Everything from the line containing "Give me the" through the line containing "Transcribe this image's" must be written out exactly, and nothing more; leave any pictures out.

- _Dataset excerpt_
· · ·

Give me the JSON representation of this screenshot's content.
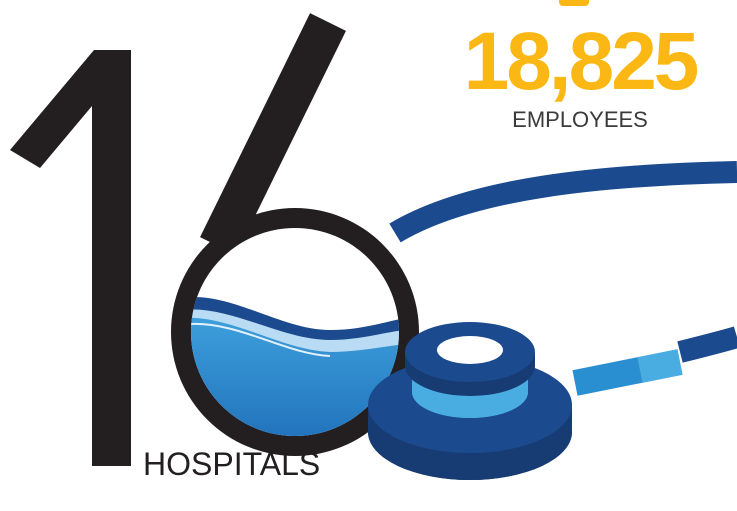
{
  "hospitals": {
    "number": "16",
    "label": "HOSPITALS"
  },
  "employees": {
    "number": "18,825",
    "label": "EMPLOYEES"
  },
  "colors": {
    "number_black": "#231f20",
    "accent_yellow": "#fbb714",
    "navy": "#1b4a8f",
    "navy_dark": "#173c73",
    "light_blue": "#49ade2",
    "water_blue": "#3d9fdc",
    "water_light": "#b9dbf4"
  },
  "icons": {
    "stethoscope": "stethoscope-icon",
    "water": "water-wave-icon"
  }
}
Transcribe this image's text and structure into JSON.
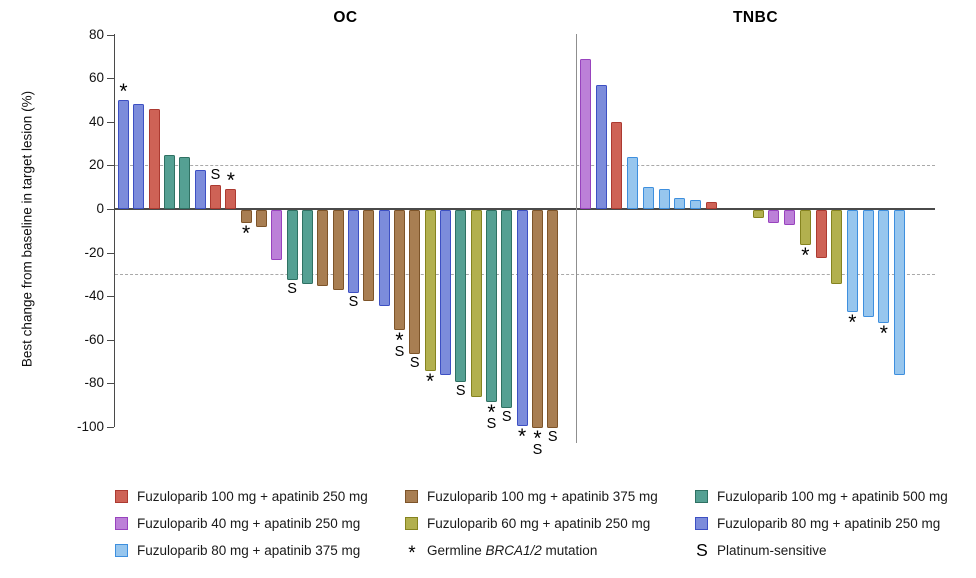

· · ·

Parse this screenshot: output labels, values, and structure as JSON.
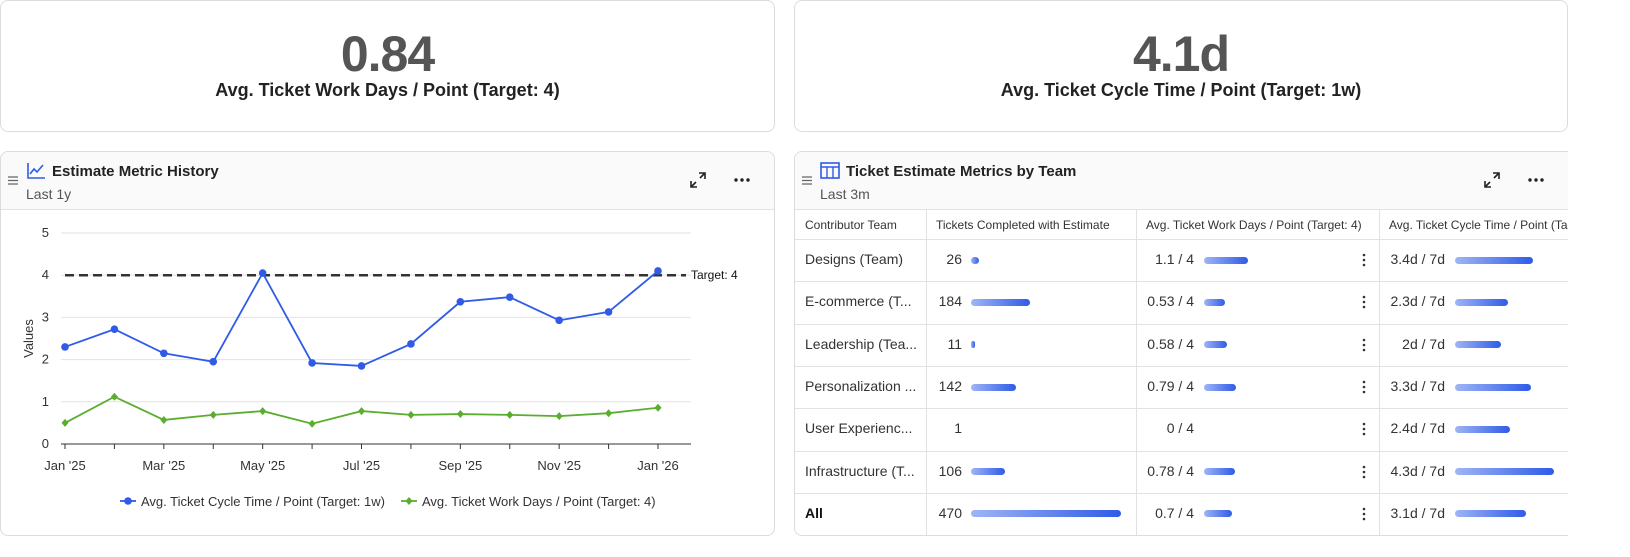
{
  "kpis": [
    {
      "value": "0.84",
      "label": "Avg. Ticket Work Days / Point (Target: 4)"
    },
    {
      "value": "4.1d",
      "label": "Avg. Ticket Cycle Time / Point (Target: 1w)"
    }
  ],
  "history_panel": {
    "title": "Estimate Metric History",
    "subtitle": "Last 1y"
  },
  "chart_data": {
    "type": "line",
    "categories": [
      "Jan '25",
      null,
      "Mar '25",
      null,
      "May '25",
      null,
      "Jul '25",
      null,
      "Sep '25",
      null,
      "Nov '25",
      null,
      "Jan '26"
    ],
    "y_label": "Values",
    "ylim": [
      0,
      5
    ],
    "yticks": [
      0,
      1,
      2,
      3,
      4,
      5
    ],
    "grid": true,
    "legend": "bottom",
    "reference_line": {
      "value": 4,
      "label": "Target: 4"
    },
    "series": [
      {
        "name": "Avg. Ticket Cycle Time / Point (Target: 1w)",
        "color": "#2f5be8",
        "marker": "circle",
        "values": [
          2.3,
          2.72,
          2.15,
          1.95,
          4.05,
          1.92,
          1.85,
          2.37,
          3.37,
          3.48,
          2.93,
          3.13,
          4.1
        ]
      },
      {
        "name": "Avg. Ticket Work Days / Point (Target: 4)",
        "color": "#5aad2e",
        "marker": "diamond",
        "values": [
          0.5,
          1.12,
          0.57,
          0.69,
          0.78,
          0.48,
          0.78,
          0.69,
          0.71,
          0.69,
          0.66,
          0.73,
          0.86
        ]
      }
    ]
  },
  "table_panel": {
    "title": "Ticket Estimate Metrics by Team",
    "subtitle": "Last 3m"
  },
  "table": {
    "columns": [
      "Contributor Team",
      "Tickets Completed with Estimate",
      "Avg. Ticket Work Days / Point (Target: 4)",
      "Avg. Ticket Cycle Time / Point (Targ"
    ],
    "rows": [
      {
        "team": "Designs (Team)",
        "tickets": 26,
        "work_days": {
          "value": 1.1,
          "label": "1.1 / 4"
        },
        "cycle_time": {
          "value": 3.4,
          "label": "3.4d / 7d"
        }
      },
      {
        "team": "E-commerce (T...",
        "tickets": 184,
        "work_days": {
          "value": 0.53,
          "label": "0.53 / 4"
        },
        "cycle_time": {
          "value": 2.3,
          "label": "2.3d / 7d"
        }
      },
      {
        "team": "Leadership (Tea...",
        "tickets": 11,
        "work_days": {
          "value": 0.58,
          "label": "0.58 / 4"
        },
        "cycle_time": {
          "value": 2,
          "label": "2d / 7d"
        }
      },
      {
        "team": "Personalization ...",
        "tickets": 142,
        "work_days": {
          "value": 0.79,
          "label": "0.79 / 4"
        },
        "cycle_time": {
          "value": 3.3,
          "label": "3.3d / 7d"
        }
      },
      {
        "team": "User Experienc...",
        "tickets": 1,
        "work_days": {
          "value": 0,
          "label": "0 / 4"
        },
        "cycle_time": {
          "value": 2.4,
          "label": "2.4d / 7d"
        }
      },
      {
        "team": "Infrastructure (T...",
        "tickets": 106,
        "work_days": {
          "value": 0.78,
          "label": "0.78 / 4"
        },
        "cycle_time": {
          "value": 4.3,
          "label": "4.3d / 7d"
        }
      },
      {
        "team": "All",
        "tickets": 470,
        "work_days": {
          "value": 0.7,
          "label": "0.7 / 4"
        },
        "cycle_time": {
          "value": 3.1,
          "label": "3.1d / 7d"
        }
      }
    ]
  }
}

· · ·

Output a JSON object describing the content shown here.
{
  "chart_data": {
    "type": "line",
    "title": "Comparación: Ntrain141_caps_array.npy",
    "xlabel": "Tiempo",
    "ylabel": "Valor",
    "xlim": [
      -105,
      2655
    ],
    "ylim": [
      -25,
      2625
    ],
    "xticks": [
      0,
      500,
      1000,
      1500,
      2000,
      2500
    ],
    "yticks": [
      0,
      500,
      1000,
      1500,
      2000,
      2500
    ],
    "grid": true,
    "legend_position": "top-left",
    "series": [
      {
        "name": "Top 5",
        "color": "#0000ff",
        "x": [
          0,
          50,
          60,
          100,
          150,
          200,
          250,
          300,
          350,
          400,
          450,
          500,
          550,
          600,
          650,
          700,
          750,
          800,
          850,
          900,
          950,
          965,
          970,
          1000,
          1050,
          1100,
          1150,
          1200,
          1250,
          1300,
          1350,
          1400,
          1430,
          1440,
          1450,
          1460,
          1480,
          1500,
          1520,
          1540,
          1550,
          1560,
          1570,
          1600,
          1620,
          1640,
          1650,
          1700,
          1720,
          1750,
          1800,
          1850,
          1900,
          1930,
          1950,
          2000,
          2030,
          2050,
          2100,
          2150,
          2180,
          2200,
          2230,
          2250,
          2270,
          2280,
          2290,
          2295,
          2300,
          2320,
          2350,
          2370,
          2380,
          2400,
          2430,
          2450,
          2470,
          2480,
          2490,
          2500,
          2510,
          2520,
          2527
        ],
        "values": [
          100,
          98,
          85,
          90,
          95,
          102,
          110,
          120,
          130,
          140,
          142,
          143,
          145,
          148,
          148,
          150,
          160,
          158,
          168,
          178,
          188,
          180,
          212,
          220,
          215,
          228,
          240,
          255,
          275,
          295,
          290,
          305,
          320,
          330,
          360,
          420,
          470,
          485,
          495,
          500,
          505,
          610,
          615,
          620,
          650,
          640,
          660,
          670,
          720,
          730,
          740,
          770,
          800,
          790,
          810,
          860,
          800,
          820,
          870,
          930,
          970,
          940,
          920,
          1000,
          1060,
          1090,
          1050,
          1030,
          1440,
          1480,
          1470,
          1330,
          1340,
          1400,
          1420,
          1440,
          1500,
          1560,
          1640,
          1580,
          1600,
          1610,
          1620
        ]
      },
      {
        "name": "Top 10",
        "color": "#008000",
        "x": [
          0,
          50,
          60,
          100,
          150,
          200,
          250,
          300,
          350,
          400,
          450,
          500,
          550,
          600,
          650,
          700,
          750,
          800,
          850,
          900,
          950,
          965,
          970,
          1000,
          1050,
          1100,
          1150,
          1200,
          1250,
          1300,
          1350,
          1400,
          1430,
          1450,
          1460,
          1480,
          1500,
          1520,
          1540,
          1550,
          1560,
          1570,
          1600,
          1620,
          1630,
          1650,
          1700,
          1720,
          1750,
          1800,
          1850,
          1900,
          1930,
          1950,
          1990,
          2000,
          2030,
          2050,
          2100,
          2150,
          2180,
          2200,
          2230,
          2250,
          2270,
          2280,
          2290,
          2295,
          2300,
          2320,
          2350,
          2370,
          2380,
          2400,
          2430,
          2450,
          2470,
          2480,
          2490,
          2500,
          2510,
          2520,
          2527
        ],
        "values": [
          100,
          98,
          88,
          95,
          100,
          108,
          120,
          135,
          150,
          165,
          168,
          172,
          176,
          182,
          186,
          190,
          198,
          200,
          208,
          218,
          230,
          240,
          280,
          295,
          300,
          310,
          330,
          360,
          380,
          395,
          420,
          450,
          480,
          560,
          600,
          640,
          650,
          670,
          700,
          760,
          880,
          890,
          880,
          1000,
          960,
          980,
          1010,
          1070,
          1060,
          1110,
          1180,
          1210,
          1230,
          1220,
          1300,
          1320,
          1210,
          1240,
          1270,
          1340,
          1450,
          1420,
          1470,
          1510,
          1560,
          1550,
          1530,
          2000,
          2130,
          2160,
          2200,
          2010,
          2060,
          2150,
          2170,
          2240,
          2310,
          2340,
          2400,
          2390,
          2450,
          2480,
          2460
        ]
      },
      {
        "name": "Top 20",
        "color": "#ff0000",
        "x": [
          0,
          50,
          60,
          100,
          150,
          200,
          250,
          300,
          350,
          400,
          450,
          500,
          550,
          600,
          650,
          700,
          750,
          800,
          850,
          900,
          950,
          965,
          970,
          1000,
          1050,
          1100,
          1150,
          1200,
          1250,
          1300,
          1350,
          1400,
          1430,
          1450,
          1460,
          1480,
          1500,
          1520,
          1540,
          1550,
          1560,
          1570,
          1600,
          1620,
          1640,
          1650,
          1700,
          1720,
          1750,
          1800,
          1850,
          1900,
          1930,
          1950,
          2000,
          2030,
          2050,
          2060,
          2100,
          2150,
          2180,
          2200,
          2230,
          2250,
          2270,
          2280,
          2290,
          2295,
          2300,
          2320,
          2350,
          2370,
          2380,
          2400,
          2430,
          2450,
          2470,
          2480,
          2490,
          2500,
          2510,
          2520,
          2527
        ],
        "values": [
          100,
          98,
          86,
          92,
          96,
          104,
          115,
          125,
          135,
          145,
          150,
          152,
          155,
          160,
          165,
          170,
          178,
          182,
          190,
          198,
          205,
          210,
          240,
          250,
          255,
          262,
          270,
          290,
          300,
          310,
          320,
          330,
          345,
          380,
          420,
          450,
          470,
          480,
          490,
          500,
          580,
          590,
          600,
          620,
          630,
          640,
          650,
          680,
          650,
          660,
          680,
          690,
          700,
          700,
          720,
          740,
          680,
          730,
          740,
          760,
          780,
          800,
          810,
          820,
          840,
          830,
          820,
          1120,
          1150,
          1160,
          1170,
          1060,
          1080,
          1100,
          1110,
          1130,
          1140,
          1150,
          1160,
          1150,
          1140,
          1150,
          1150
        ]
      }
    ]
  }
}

· · ·

- _COMPLETE OUTPUT_
Give me the JSON representation of this screenshot's content.
{
  "hospitals": {
    "number": "16",
    "label": "HOSPITALS"
  },
  "employees": {
    "number": "18,825",
    "label": "EMPLOYEES"
  },
  "colors": {
    "number_black": "#231f20",
    "accent_yellow": "#fbb714",
    "navy": "#1b4a8f",
    "navy_dark": "#173c73",
    "light_blue": "#49ade2",
    "water_blue": "#3d9fdc",
    "water_light": "#b9dbf4"
  },
  "icons": {
    "stethoscope": "stethoscope-icon",
    "water": "water-wave-icon"
  }
}
Transcribe this image's text and structure into JSON.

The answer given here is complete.